• _Task prompt_: Go over the entries below line by line, copying each one that contains the word "ylabel".

• _Records for this task_:

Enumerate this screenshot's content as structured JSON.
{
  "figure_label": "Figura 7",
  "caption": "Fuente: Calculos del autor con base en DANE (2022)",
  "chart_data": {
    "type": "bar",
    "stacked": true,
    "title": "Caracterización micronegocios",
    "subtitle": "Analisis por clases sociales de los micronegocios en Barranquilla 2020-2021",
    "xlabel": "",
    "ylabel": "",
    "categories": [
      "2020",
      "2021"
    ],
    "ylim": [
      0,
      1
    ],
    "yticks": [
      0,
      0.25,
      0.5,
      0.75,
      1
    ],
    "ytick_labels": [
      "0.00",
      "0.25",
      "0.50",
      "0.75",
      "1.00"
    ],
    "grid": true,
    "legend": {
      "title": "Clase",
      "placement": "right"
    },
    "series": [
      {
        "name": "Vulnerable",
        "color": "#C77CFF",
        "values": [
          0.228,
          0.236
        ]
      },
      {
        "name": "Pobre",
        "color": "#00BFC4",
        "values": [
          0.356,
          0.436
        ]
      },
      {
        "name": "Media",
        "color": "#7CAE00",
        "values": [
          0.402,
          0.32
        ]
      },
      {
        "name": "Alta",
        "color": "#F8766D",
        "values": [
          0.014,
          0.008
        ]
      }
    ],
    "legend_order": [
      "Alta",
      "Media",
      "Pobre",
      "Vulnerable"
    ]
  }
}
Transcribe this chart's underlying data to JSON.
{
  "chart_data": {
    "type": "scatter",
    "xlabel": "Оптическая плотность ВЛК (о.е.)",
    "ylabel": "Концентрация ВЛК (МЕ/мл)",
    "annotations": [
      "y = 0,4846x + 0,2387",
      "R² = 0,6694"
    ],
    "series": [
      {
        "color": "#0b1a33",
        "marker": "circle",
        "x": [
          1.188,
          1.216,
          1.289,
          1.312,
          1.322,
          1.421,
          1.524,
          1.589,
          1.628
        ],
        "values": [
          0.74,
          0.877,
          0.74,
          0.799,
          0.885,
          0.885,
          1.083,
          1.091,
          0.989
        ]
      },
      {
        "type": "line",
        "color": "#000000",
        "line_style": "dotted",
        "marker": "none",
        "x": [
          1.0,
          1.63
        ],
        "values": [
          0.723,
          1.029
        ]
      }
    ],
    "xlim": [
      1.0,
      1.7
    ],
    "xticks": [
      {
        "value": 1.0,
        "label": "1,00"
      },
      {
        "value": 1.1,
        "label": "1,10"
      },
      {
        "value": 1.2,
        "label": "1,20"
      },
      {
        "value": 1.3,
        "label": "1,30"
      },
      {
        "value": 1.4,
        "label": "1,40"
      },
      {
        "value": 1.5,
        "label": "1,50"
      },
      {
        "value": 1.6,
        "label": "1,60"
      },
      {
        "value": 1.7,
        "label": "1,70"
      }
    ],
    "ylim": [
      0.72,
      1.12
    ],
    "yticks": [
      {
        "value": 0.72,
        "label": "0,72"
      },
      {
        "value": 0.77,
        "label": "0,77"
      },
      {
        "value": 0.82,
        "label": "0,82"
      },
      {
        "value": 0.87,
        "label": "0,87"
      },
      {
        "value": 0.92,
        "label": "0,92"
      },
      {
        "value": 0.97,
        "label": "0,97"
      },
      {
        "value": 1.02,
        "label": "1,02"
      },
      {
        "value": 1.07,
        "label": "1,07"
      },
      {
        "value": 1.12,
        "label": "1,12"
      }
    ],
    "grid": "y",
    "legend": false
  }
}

• _Response_:
    "ylabel": "",
    "ylabel": "Концентрация ВЛК (МЕ/мл)",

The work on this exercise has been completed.